━━━ Working data
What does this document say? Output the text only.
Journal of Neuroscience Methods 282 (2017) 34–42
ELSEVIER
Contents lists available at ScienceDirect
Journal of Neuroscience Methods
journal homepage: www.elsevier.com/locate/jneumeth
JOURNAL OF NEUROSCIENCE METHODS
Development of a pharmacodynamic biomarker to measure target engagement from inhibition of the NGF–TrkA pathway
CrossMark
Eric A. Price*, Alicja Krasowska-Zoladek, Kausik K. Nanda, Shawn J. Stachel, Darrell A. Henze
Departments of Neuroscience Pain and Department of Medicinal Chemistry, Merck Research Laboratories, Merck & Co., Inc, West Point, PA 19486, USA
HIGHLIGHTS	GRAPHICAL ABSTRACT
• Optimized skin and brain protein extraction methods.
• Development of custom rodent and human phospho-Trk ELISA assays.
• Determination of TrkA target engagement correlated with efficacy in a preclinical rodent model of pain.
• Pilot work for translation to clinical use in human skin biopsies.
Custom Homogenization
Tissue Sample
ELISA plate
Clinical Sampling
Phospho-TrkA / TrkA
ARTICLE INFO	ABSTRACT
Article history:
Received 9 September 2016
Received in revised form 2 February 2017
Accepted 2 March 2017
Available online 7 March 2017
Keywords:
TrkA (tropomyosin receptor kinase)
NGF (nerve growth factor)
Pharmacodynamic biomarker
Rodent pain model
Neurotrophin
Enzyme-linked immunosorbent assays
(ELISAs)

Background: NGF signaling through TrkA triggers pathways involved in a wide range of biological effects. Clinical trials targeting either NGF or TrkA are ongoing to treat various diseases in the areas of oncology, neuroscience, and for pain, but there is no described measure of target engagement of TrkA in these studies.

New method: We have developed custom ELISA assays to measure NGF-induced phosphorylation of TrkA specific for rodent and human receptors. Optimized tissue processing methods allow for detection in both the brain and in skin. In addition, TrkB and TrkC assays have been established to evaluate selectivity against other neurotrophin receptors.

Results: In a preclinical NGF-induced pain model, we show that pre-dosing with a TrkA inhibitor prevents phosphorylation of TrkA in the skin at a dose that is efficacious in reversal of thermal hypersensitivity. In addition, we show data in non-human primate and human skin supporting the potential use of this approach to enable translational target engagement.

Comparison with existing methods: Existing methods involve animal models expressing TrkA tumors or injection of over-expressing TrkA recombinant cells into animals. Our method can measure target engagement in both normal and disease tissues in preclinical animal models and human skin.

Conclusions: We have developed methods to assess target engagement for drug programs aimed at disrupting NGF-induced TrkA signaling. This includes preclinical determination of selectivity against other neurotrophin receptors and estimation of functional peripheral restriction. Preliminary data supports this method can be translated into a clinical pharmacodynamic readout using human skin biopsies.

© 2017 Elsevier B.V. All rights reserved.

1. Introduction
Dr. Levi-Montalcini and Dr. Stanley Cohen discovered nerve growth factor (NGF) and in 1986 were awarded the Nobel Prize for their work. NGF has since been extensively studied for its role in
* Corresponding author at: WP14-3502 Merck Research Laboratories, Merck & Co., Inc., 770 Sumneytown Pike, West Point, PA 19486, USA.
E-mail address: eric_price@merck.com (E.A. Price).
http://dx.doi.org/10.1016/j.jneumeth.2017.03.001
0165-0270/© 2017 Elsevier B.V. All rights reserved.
━━━━━━
» Problem to work on:
Write the listing out again, exactly as it reads.

» Written answer:
What does this document say? Output the text only.
Journal of Neuroscience Methods 282 (2017) 34–42
ELSEVIER
Contents lists available at ScienceDirect
Journal of Neuroscience Methods
journal homepage: www.elsevier.com/locate/jneumeth
JOURNAL OF NEUROSCIENCE METHODS
Development of a pharmacodynamic biomarker to measure target engagement from inhibition of the NGF–TrkA pathway
CrossMark
Eric A. Price*, Alicja Krasowska-Zoladek, Kausik K. Nanda, Shawn J. Stachel, Darrell A. Henze
Departments of Neuroscience Pain and Department of Medicinal Chemistry, Merck Research Laboratories, Merck & Co., Inc, West Point, PA 19486, USA
HIGHLIGHTS	GRAPHICAL ABSTRACT
• Optimized skin and brain protein extraction methods.
• Development of custom rodent and human phospho-Trk ELISA assays.
• Determination of TrkA target engagement correlated with efficacy in a preclinical rodent model of pain.
• Pilot work for translation to clinical use in human skin biopsies.
Custom Homogenization
Tissue Sample
ELISA plate
Clinical Sampling
Phospho-TrkA / TrkA
ARTICLE INFO	ABSTRACT
Article history:
Received 9 September 2016
Received in revised form 2 February 2017
Accepted 2 March 2017
Available online 7 March 2017
Keywords:
TrkA (tropomyosin receptor kinase)
NGF (nerve growth factor)
Pharmacodynamic biomarker
Rodent pain model
Neurotrophin
Enzyme-linked immunosorbent assays
(ELISAs)

Background: NGF signaling through TrkA triggers pathways involved in a wide range of biological effects. Clinical trials targeting either NGF or TrkA are ongoing to treat various diseases in the areas of oncology, neuroscience, and for pain, but there is no described measure of target engagement of TrkA in these studies.

New method: We have developed custom ELISA assays to measure NGF-induced phosphorylation of TrkA specific for rodent and human receptors. Optimized tissue processing methods allow for detection in both the brain and in skin. In addition, TrkB and TrkC assays have been established to evaluate selectivity against other neurotrophin receptors.

Results: In a preclinical NGF-induced pain model, we show that pre-dosing with a TrkA inhibitor prevents phosphorylation of TrkA in the skin at a dose that is efficacious in reversal of thermal hypersensitivity. In addition, we show data in non-human primate and human skin supporting the potential use of this approach to enable translational target engagement.

Comparison with existing methods: Existing methods involve animal models expressing TrkA tumors or injection of over-expressing TrkA recombinant cells into animals. Our method can measure target engagement in both normal and disease tissues in preclinical animal models and human skin.

Conclusions: We have developed methods to assess target engagement for drug programs aimed at disrupting NGF-induced TrkA signaling. This includes preclinical determination of selectivity against other neurotrophin receptors and estimation of functional peripheral restriction. Preliminary data supports this method can be translated into a clinical pharmacodynamic readout using human skin biopsies.

© 2017 Elsevier B.V. All rights reserved.

1. Introduction
Dr. Levi-Montalcini and Dr. Stanley Cohen discovered nerve growth factor (NGF) and in 1986 were awarded the Nobel Prize for their work. NGF has since been extensively studied for its role in
* Corresponding author at: WP14-3502 Merck Research Laboratories, Merck & Co., Inc., 770 Sumneytown Pike, West Point, PA 19486, USA.
E-mail address: eric_price@merck.com (E.A. Price).
http://dx.doi.org/10.1016/j.jneumeth.2017.03.001
0165-0270/© 2017 Elsevier B.V. All rights reserved.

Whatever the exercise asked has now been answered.